→ **Brief**: Transcribe each line of the material as it is, and drop any picture.

→ **Data entries**:
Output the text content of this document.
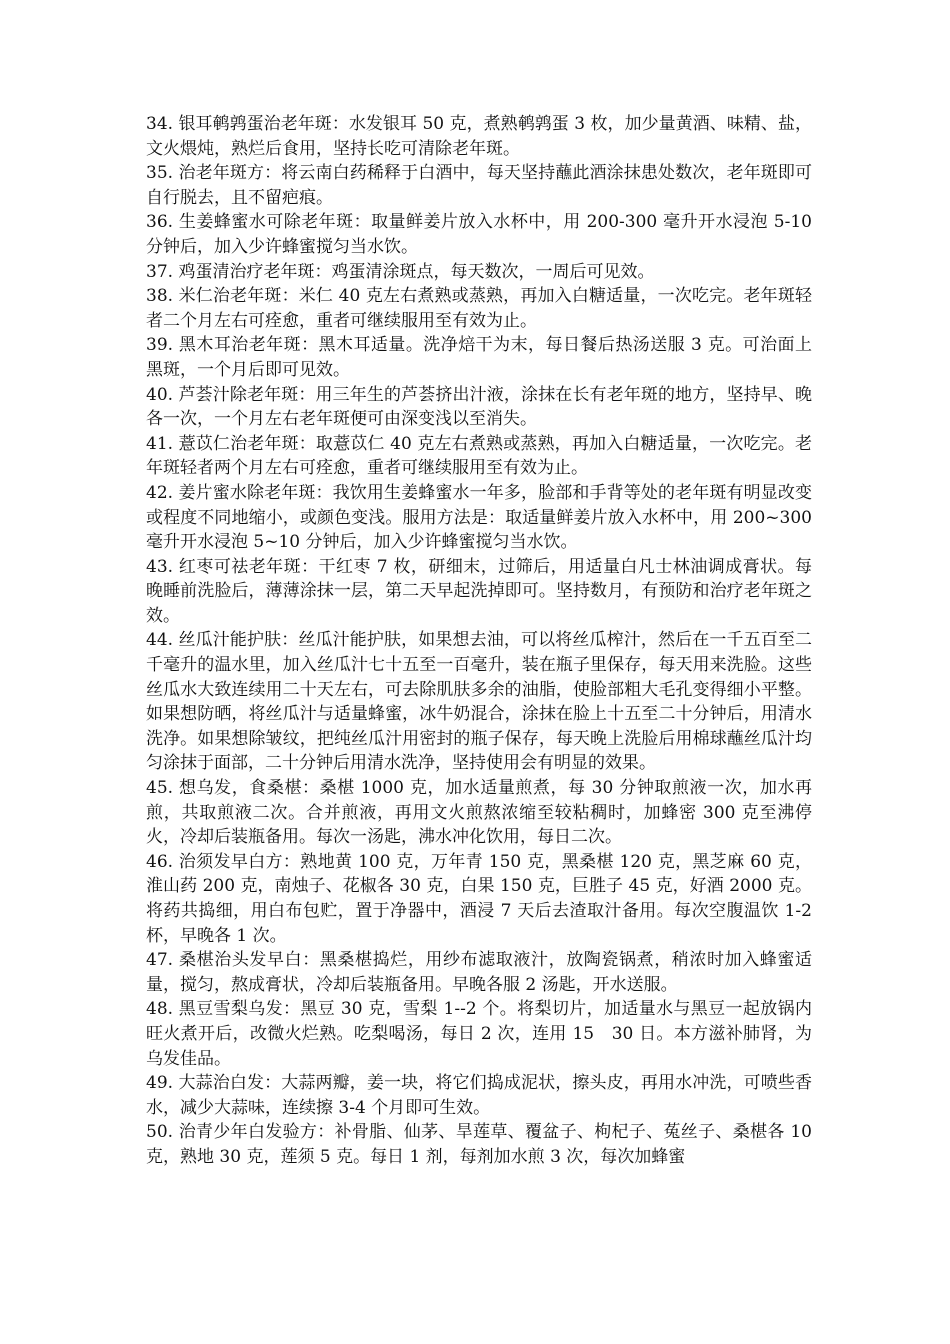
34. 银耳鹌鹑蛋治老年斑：水发银耳 50 克，煮熟鹌鹑蛋 3 枚，加少量黄酒、味精、盐，文火煨炖，熟烂后食用，坚持长吃可清除老年斑。

35. 治老年斑方：将云南白药稀释于白酒中，每天坚持蘸此酒涂抹患处数次，老年斑即可自行脱去，且不留疤痕。

36. 生姜蜂蜜水可除老年斑：取量鲜姜片放入水杯中，用 200-300 毫升开水浸泡 5-10 分钟后，加入少许蜂蜜搅匀当水饮。

37. 鸡蛋清治疗老年斑：鸡蛋清涂斑点，每天数次，一周后可见效。

38. 米仁治老年斑：米仁 40 克左右煮熟或蒸熟，再加入白糖适量，一次吃完。老年斑轻者二个月左右可痊愈，重者可继续服用至有效为止。

39. 黑木耳治老年斑：黑木耳适量。洗净焙干为末，每日餐后热汤送服 3 克。可治面上黑斑，一个月后即可见效。

40. 芦荟汁除老年斑：用三年生的芦荟挤出汁液，涂抹在长有老年斑的地方，坚持早、晚各一次，一个月左右老年斑便可由深变浅以至消失。

41. 薏苡仁治老年斑：取薏苡仁 40 克左右煮熟或蒸熟，再加入白糖适量，一次吃完。老年斑轻者两个月左右可痊愈，重者可继续服用至有效为止。

42. 姜片蜜水除老年斑：我饮用生姜蜂蜜水一年多，脸部和手背等处的老年斑有明显改变或程度不同地缩小，或颜色变浅。服用方法是：取适量鲜姜片放入水杯中，用 200~300 毫升开水浸泡 5~10 分钟后，加入少许蜂蜜搅匀当水饮。

43. 红枣可祛老年斑：干红枣 7 枚，研细末，过筛后，用适量白凡士林油调成膏状。每晚睡前洗脸后，薄薄涂抹一层，第二天早起洗掉即可。坚持数月，有预防和治疗老年斑之效。

44. 丝瓜汁能护肤：丝瓜汁能护肤，如果想去油，可以将丝瓜榨汁，然后在一千五百至二千毫升的温水里，加入丝瓜汁七十五至一百毫升，装在瓶子里保存，每天用来洗脸。这些丝瓜水大致连续用二十天左右，可去除肌肤多余的油脂，使脸部粗大毛孔变得细小平整。如果想防晒，将丝瓜汁与适量蜂蜜，冰牛奶混合，涂抹在脸上十五至二十分钟后，用清水洗净。如果想除皱纹，把纯丝瓜汁用密封的瓶子保存，每天晚上洗脸后用棉球蘸丝瓜汁均匀涂抹于面部，二十分钟后用清水洗净，坚持使用会有明显的效果。

45. 想乌发，食桑椹：桑椹 1000 克，加水适量煎煮，每 30 分钟取煎液一次，加水再煎，共取煎液二次。合并煎液，再用文火煎熬浓缩至较粘稠时，加蜂密 300 克至沸停火，冷却后装瓶备用。每次一汤匙，沸水冲化饮用，每日二次。

46. 治须发早白方：熟地黄 100 克，万年青 150 克，黑桑椹 120 克，黑芝麻 60 克，淮山药 200 克，南烛子、花椒各 30 克，白果 150 克，巨胜子 45 克，好酒 2000 克。将药共捣细，用白布包贮，置于净器中，酒浸 7 天后去渣取汁备用。每次空腹温饮 1-2 杯，早晚各 1 次。

47. 桑椹治头发早白：黑桑椹捣烂，用纱布滤取液汁，放陶瓷锅煮，稍浓时加入蜂蜜适量，搅匀，熬成膏状，冷却后装瓶备用。早晚各服 2 汤匙，开水送服。

48. 黑豆雪梨乌发：黑豆 30 克，雪梨 1--2 个。将梨切片，加适量水与黑豆一起放锅内旺火煮开后，改微火烂熟。吃梨喝汤，每日 2 次，连用 15　30 日。本方滋补肺肾，为乌发佳品。

49. 大蒜治白发：大蒜两瓣，姜一块，将它们捣成泥状，擦头皮，再用水冲洗，可喷些香水，减少大蒜味，连续擦 3-4 个月即可生效。

50. 治青少年白发验方：补骨脂、仙茅、旱莲草、覆盆子、枸杞子、菟丝子、桑椹各 10 克，熟地 30 克，莲须 5 克。每日 1 剂，每剂加水煎 3 次，每次加蜂蜜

→ **Reply to the task**:
Output the text content of this document.
34. 银耳鹌鹑蛋治老年斑：水发银耳 50 克，煮熟鹌鹑蛋 3 枚，加少量黄酒、味精、盐，文火煨炖，熟烂后食用，坚持长吃可清除老年斑。

35. 治老年斑方：将云南白药稀释于白酒中，每天坚持蘸此酒涂抹患处数次，老年斑即可自行脱去，且不留疤痕。

36. 生姜蜂蜜水可除老年斑：取量鲜姜片放入水杯中，用 200-300 毫升开水浸泡 5-10 分钟后，加入少许蜂蜜搅匀当水饮。

37. 鸡蛋清治疗老年斑：鸡蛋清涂斑点，每天数次，一周后可见效。

38. 米仁治老年斑：米仁 40 克左右煮熟或蒸熟，再加入白糖适量，一次吃完。老年斑轻者二个月左右可痊愈，重者可继续服用至有效为止。

39. 黑木耳治老年斑：黑木耳适量。洗净焙干为末，每日餐后热汤送服 3 克。可治面上黑斑，一个月后即可见效。

40. 芦荟汁除老年斑：用三年生的芦荟挤出汁液，涂抹在长有老年斑的地方，坚持早、晚各一次，一个月左右老年斑便可由深变浅以至消失。

41. 薏苡仁治老年斑：取薏苡仁 40 克左右煮熟或蒸熟，再加入白糖适量，一次吃完。老年斑轻者两个月左右可痊愈，重者可继续服用至有效为止。

42. 姜片蜜水除老年斑：我饮用生姜蜂蜜水一年多，脸部和手背等处的老年斑有明显改变或程度不同地缩小，或颜色变浅。服用方法是：取适量鲜姜片放入水杯中，用 200~300 毫升开水浸泡 5~10 分钟后，加入少许蜂蜜搅匀当水饮。

43. 红枣可祛老年斑：干红枣 7 枚，研细末，过筛后，用适量白凡士林油调成膏状。每晚睡前洗脸后，薄薄涂抹一层，第二天早起洗掉即可。坚持数月，有预防和治疗老年斑之效。

44. 丝瓜汁能护肤：丝瓜汁能护肤，如果想去油，可以将丝瓜榨汁，然后在一千五百至二千毫升的温水里，加入丝瓜汁七十五至一百毫升，装在瓶子里保存，每天用来洗脸。这些丝瓜水大致连续用二十天左右，可去除肌肤多余的油脂，使脸部粗大毛孔变得细小平整。如果想防晒，将丝瓜汁与适量蜂蜜，冰牛奶混合，涂抹在脸上十五至二十分钟后，用清水洗净。如果想除皱纹，把纯丝瓜汁用密封的瓶子保存，每天晚上洗脸后用棉球蘸丝瓜汁均匀涂抹于面部，二十分钟后用清水洗净，坚持使用会有明显的效果。

45. 想乌发，食桑椹：桑椹 1000 克，加水适量煎煮，每 30 分钟取煎液一次，加水再煎，共取煎液二次。合并煎液，再用文火煎熬浓缩至较粘稠时，加蜂密 300 克至沸停火，冷却后装瓶备用。每次一汤匙，沸水冲化饮用，每日二次。

46. 治须发早白方：熟地黄 100 克，万年青 150 克，黑桑椹 120 克，黑芝麻 60 克，淮山药 200 克，南烛子、花椒各 30 克，白果 150 克，巨胜子 45 克，好酒 2000 克。将药共捣细，用白布包贮，置于净器中，酒浸 7 天后去渣取汁备用。每次空腹温饮 1-2 杯，早晚各 1 次。

47. 桑椹治头发早白：黑桑椹捣烂，用纱布滤取液汁，放陶瓷锅煮，稍浓时加入蜂蜜适量，搅匀，熬成膏状，冷却后装瓶备用。早晚各服 2 汤匙，开水送服。

48. 黑豆雪梨乌发：黑豆 30 克，雪梨 1--2 个。将梨切片，加适量水与黑豆一起放锅内旺火煮开后，改微火烂熟。吃梨喝汤，每日 2 次，连用 15　30 日。本方滋补肺肾，为乌发佳品。

49. 大蒜治白发：大蒜两瓣，姜一块，将它们捣成泥状，擦头皮，再用水冲洗，可喷些香水，减少大蒜味，连续擦 3-4 个月即可生效。

50. 治青少年白发验方：补骨脂、仙茅、旱莲草、覆盆子、枸杞子、菟丝子、桑椹各 10 克，熟地 30 克，莲须 5 克。每日 1 剂，每剂加水煎 3 次，每次加蜂蜜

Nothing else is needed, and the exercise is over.